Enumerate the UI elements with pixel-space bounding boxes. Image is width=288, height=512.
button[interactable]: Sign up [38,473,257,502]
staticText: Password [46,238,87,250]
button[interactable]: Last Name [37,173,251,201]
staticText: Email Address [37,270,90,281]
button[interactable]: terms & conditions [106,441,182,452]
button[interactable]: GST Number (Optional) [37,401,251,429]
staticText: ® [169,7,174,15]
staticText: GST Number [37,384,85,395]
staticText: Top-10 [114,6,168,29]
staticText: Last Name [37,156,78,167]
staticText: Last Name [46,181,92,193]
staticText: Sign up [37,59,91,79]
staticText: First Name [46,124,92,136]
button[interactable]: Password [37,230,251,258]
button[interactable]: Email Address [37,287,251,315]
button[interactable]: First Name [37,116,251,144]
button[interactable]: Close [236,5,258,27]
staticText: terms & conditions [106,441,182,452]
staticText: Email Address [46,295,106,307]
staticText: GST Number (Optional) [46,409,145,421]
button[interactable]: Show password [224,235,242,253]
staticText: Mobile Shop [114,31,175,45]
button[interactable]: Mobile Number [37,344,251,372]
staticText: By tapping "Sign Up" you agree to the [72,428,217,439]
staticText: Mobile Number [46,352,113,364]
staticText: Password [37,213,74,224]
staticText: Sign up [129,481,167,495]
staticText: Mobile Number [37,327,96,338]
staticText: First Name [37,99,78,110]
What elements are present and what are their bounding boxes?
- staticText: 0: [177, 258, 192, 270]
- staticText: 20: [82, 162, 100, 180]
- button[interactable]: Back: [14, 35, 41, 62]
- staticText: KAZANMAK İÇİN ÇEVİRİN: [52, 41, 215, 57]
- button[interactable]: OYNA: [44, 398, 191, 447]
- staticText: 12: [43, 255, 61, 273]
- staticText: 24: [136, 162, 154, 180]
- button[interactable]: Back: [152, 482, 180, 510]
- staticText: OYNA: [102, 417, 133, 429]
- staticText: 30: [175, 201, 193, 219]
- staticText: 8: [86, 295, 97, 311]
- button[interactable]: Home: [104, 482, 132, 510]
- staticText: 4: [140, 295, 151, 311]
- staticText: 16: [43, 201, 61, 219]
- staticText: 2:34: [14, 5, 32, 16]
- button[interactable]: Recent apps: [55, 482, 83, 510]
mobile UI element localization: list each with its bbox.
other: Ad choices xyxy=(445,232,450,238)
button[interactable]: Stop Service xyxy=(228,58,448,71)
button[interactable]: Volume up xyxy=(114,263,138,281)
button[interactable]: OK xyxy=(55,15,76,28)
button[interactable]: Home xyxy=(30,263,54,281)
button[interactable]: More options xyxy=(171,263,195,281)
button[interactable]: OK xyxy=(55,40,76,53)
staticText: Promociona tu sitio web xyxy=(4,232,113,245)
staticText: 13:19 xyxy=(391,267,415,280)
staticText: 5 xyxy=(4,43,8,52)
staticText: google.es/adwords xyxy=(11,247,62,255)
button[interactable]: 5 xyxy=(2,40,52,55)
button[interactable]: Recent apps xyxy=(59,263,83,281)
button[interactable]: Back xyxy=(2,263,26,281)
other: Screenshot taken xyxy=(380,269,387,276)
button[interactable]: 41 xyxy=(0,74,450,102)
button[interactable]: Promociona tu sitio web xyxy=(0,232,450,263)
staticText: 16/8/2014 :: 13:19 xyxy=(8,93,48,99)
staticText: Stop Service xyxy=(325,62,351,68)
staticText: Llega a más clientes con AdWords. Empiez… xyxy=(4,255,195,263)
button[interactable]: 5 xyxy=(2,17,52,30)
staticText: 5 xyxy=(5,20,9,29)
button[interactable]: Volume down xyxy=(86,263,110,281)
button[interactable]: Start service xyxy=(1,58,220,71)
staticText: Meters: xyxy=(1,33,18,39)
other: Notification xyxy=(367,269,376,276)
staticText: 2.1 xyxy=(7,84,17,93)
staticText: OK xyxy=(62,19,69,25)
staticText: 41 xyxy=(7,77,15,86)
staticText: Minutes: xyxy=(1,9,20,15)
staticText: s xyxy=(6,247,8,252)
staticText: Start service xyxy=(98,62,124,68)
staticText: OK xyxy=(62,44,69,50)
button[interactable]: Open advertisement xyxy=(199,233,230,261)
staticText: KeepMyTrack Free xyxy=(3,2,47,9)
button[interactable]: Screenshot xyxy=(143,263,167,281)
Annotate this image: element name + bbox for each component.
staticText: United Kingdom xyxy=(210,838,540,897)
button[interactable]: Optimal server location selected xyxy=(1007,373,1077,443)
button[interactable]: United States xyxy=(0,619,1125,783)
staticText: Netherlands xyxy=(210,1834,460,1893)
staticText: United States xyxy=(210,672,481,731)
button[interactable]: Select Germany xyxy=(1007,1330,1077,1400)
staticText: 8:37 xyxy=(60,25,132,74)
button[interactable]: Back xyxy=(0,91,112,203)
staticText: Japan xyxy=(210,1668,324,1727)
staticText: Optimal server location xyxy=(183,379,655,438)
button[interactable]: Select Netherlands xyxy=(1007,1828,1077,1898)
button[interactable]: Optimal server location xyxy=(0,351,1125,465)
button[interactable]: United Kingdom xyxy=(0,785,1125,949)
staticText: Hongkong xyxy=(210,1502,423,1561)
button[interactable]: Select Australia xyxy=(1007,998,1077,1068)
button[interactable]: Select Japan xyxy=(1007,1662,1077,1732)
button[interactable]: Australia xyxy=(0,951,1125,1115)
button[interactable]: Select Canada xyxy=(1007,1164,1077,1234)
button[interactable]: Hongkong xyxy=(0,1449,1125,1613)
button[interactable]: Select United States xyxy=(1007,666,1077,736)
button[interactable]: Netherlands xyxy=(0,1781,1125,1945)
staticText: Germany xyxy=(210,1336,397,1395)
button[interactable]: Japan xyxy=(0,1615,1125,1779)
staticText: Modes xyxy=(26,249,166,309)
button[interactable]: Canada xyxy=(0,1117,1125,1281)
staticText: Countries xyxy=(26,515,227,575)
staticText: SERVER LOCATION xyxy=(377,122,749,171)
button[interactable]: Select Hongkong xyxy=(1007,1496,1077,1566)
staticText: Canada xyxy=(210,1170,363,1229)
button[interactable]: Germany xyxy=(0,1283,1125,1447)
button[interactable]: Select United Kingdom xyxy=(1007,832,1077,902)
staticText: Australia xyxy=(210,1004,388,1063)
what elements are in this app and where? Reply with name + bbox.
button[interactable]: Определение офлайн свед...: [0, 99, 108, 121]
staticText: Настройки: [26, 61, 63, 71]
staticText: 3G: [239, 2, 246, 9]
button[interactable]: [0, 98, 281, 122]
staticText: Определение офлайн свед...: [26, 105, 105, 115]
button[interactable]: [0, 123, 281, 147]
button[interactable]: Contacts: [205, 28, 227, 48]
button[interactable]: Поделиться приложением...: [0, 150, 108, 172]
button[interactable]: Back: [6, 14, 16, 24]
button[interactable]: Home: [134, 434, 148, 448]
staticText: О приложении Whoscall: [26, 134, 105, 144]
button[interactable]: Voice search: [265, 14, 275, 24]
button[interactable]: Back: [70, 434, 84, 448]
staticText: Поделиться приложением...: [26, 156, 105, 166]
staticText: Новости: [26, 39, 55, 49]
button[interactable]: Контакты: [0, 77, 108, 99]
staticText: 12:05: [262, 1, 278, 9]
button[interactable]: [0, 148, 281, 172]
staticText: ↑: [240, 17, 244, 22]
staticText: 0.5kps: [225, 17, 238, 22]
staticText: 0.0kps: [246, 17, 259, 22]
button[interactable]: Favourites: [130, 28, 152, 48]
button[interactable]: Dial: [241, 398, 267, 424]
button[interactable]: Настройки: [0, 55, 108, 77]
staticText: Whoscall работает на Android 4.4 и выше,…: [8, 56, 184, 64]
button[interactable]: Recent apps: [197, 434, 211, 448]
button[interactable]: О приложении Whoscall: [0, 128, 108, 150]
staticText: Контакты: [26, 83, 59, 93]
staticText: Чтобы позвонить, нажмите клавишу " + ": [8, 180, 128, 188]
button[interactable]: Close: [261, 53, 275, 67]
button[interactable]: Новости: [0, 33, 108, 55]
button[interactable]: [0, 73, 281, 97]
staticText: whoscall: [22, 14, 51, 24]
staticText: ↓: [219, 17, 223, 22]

::::

:: What you have to do ::
Update the items from the start through the line that contains "staticText: First Name [46,124,92,136]": write those lines again with "Sign up" changed to "Create account" and nothing else changed.

:: Final result ::
Enumerate the UI elements with pixel-space bounding boxes. Image is width=288, height=512.
button[interactable]: Create account [38,473,257,502]
staticText: Password [46,238,87,250]
button[interactable]: Last Name [37,173,251,201]
staticText: Email Address [37,270,90,281]
button[interactable]: terms & conditions [106,441,182,452]
button[interactable]: GST Number (Optional) [37,401,251,429]
staticText: ® [169,7,174,15]
staticText: GST Number [37,384,85,395]
staticText: Top-10 [114,6,168,29]
staticText: Last Name [37,156,78,167]
staticText: Last Name [46,181,92,193]
staticText: Create account [37,59,91,79]
staticText: First Name [46,124,92,136]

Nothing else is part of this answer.